Bread Pudding

 Whenever the band rehearses we like to have something to eat and over the years various comestibles have taken centre stage. Until very recently it has been the bread pudding described below. This came about accidently. Jean and I have a traditional Sunday breakfast of toasted English muffins, topped with goat cheese, some chopped spinach and poached eggs. One Sunday, for some reason, we had to skip breakfast and a packet of English muffins sat there sadly, threatening to go stale. I had also been defaulting to store-bought ‘band chow’ and was pondering what I might make for rehearsal that, while it might not be exactly ‘healthful’, might also not be full of unpronounceable ingredients. So, I thought “bread pudding!”. I did a quick Google search -- I’m not a baker, really -- and found a recipe. The recipe below is based on one that featured Bays English Muffins. I’ve adapted it slightly.
You might want more chocolate chips in there or you might choose to skip the chocolate all together. Chocolate can be a bit of a bully in puddings, overpowering everything else.
We would often have it with whipped cream or vanilla ice cream.

4 eggs
2 egg yolks
1 pint heavy cream
3/4 cup of brown sugar
1 teaspoon lemon essence
2 teaspoons vanilla essence
1/4 cup chocolate chips
2 ripe bananas
1 packet of English Muffins (6 muffins)

- INFORMATION SUPPLIED:
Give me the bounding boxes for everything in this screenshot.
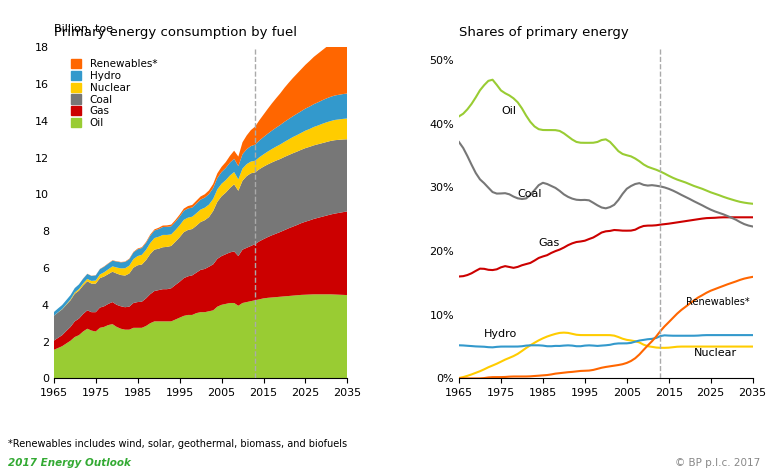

- JOBS:
(a) Translate this sentence from the bread pudding recipe into Spanish: "Chocolate can be a bit of a bully in puddings, overpowering everything else."
(b) From the bread pudding recipe, pull out the passage between "You might want" and "vanilla ice cream.", inclusive, copying it word for word.

- RESPONSE LIST:
(a) El chocolate puede ser un poco abusón en los budines y se impone sobre todo lo demás.

(b)
You might want more chocolate chips in there or you might choose to skip the chocolate all together. Chocolate can be a bit of a bully in puddings, overpowering everything else.
We would often have it with whipped cream or vanilla ice cream.